Eine neue Studie in Lancet Resp Med  hat nun für Deutschland für den Zeitraum vom 26.02.2020 bis 19.04.2020 die Daten von 10021 erwachsenen Covid-19-Krankenhauspatienten genauer angeschaut.

Von den 10021 Covid-19-Patienten, die in Krankenhaus kamen, mussten 17% beatmet werden, darunter deutlich mehr Männer als Frauen. Interessanterweise waren davon grob ein Viertel 18 bis 59 Jahre alt, ein weiteres Viertel 60 bis 69 Jahre, ein weiteres 70 bis 79 Jahre und das letzte Viertel über 80. Genauer:

„Of 10 021 hospitalised patients being treated in 920 different hospitals, 1727 (17%) received mechanical ventilation (of whom 422 [24%] were aged 18–59 years, 382 [22%] were aged 60–69 years, 535 [31%] were aged 70–79 years, and 388 [23%] were aged ≥80 years).“

Insgesamt starben 2229 der 10021 Patienten. Wer erst einmal beatmet wurde, hatte eine Überlebenschance von 47 Prozent.

Verschiedene Medien, darunter Scinexx, haben die Studie zusammengefasst.

** BITTE BEARBEITEN **
- A) Beantworten Sie anhand des Lesetexts folgende Fragen:
(i) In welcher Fachzeitschrift ist die Studie erschienen?
(ii) Wie viele der 10021 Patienten starben insgesamt?
(iii) In wie vielen verschiedenen Krankenhäusern wurden die Patienten behandelt?
- B) Stimmen die folgenden Aussagen mit dem Lesetext überein? Antworten Sie jeweils mit Ja oder Nein und zitieren Sie die entscheidenden Worte.
(i) Die Studie wertete Daten von Kindern und Erwachsenen aus.
(ii) Unter den beatmeten Patienten waren mehr Männer als Frauen.
(iii) Beatmete Patienten hatten eine Überlebenschance von über 60 Prozent.
- C) Setzen Sie den Lesetext über die Covid-19-Studie nach seinem letzten Satz fort.

** DATENAUSZÜGE **
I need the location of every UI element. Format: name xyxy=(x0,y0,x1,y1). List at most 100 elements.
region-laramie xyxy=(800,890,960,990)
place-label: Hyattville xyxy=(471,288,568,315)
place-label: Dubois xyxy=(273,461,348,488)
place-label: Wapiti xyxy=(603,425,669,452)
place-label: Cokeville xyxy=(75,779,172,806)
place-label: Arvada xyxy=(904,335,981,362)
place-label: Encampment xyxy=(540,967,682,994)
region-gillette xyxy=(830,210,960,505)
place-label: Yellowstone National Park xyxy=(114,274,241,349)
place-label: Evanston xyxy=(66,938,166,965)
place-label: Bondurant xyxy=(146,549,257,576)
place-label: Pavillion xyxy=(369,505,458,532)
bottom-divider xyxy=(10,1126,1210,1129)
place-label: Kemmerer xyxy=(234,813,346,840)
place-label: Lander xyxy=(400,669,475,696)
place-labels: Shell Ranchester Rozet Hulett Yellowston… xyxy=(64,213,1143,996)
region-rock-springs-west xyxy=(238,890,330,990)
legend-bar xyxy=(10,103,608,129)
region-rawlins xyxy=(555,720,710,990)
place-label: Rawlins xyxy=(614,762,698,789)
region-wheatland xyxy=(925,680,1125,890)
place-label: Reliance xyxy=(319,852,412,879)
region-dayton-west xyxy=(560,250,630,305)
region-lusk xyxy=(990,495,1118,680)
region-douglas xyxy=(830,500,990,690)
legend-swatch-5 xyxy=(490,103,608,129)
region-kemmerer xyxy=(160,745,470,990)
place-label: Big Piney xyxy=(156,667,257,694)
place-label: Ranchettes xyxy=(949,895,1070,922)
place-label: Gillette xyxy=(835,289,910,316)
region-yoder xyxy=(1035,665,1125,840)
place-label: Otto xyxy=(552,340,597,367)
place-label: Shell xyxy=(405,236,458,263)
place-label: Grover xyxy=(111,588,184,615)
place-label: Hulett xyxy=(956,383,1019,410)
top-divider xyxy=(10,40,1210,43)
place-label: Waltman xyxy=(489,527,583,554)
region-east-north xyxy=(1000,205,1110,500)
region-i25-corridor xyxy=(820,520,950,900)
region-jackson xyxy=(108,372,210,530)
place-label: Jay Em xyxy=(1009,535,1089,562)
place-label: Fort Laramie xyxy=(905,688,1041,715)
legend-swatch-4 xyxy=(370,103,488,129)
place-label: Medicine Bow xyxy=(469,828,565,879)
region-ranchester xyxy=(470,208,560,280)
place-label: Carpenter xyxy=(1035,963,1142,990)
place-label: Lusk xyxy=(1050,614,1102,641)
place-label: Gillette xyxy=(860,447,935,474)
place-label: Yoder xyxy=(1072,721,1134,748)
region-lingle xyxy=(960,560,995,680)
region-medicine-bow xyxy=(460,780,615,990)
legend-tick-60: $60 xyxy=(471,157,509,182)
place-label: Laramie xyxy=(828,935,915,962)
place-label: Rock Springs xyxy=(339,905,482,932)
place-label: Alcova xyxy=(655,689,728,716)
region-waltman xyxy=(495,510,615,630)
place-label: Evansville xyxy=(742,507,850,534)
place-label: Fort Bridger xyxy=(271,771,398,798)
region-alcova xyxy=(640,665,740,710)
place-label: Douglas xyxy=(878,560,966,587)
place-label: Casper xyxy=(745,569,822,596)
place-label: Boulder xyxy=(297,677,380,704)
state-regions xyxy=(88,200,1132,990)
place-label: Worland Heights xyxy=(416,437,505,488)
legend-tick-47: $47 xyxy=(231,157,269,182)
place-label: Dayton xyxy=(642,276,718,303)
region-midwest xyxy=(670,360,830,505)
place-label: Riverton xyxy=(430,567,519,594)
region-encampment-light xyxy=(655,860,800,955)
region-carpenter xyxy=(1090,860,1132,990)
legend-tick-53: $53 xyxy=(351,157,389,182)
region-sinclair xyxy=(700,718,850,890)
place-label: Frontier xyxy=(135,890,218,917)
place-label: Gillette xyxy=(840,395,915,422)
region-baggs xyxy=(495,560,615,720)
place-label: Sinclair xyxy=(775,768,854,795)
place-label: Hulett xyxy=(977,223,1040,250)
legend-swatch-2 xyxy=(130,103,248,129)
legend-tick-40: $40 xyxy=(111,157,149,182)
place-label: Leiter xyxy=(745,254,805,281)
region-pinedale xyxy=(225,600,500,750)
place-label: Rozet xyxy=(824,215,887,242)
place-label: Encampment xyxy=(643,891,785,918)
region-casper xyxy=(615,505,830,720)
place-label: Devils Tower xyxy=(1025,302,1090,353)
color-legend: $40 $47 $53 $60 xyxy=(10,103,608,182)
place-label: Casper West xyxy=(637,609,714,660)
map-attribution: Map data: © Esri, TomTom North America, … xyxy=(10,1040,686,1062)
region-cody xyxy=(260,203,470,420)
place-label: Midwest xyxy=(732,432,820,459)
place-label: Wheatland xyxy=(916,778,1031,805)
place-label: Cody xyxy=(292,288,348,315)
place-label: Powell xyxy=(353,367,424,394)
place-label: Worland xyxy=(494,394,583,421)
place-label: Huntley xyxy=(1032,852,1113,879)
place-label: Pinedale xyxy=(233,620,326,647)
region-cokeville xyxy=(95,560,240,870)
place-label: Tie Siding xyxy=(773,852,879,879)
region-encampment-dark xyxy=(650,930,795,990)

** ANTWORTEN **
- A)
(i) In Lancet Resp Med.
(ii) 2229 Patienten.
(iii) In 920 Krankenhäusern.

- B)
(i) Nein: „die Daten von 10021 erwachsenen Covid-19-Krankenhauspatienten“
(ii) Ja: „darunter deutlich mehr Männer als Frauen“
(iii) Nein: „hatte eine Überlebenschance von 47 Prozent“

- C)
Langzeitfolgen spielten in der Untersuchung keine Rolle.

Langzeitfolgen einer Covid-19-Erkrankung werden (naturgemäß) erst nach und nach sichtbar und wissenschaftlich untersucht, NTV zitiert den Studienleiter Stefan Schreiber mit den Worten: „Ein 30-Jähriger könnte nach zehn Jahren die Organe eines 60-Jährigen haben, fürchtet er – auch bei leichten Verläufen“. Auch an anderer Stelle wurde über bleibende Schäden (am Herzen), auch bei leichten Verläufen, berichtet.

Eine gute Nachricht dagegen: Eine Studie in Lancet weist auf eine deutliche Schutzwirkung sogar von einfachen OP-Masken hin (wovon man in Asien allerdings schon lange überzeugt ist, auch aus der Erfahrung mit SARS-1):

The use of face masks was protective for both health-care workers and people in the community exposed to infection.

Gemeint sind hier auch einfache OP-Masken („surgical masks“), die nicht den Standards FFP2 (Europa), N95 (USA), oder KN95 (China) („respirators“, „personal protective equipment – PPE“) entsprechen. Allerdings schützen N95-Masken (analog FFP2 oder KN95) besser:

[…] masks in general are associated with a large reduction in risk of infection from SARS-CoV-2, SARS-CoV, and MERS-CoV but also that N95 or similar respirators might be associated with a larger degree of protection from viral infection than disposable medical masks or reusable multilayer (12–16-layer) cotton masks.

Siehe auch die Pressemitteilung und eine Zusammenfassung von NTV.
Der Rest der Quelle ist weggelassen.